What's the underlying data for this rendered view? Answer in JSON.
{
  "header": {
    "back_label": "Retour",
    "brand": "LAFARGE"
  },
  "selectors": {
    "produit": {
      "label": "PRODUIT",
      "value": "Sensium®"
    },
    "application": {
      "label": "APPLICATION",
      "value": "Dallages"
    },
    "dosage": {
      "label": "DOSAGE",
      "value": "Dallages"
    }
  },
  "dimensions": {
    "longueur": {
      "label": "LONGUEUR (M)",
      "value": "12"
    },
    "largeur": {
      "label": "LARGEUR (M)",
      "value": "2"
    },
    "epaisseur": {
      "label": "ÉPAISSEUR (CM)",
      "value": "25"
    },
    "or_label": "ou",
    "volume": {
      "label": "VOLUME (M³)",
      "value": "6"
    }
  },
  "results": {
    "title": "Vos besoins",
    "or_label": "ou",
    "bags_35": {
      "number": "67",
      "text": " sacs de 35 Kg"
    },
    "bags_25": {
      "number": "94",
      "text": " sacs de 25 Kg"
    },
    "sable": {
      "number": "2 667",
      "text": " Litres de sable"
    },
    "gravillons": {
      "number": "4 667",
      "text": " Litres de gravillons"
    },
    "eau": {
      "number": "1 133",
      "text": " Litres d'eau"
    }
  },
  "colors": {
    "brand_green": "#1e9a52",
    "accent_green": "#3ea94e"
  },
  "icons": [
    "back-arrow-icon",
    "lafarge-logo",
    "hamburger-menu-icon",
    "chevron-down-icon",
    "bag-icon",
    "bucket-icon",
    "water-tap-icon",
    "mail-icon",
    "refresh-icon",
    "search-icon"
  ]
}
===============
### INSTRUCTION
The whole listing above needs to be written out again exactly.

### RESULT OF THIS EXERCISE
What's the underlying data for this rendered view? Answer in JSON.
{
  "header": {
    "back_label": "Retour",
    "brand": "LAFARGE"
  },
  "selectors": {
    "produit": {
      "label": "PRODUIT",
      "value": "Sensium®"
    },
    "application": {
      "label": "APPLICATION",
      "value": "Dallages"
    },
    "dosage": {
      "label": "DOSAGE",
      "value": "Dallages"
    }
  },
  "dimensions": {
    "longueur": {
      "label": "LONGUEUR (M)",
      "value": "12"
    },
    "largeur": {
      "label": "LARGEUR (M)",
      "value": "2"
    },
    "epaisseur": {
      "label": "ÉPAISSEUR (CM)",
      "value": "25"
    },
    "or_label": "ou",
    "volume": {
      "label": "VOLUME (M³)",
      "value": "6"
    }
  },
  "results": {
    "title": "Vos besoins",
    "or_label": "ou",
    "bags_35": {
      "number": "67",
      "text": " sacs de 35 Kg"
    },
    "bags_25": {
      "number": "94",
      "text": " sacs de 25 Kg"
    },
    "sable": {
      "number": "2 667",
      "text": " Litres de sable"
    },
    "gravillons": {
      "number": "4 667",
      "text": " Litres de gravillons"
    },
    "eau": {
      "number": "1 133",
      "text": " Litres d'eau"
    }
  },
  "colors": {
    "brand_green": "#1e9a52",
    "accent_green": "#3ea94e"
  },
  "icons": [
    "back-arrow-icon",
    "lafarge-logo",
    "hamburger-menu-icon",
    "chevron-down-icon",
    "bag-icon",
    "bucket-icon",
    "water-tap-icon",
    "mail-icon",
    "refresh-icon",
    "search-icon"
  ]
}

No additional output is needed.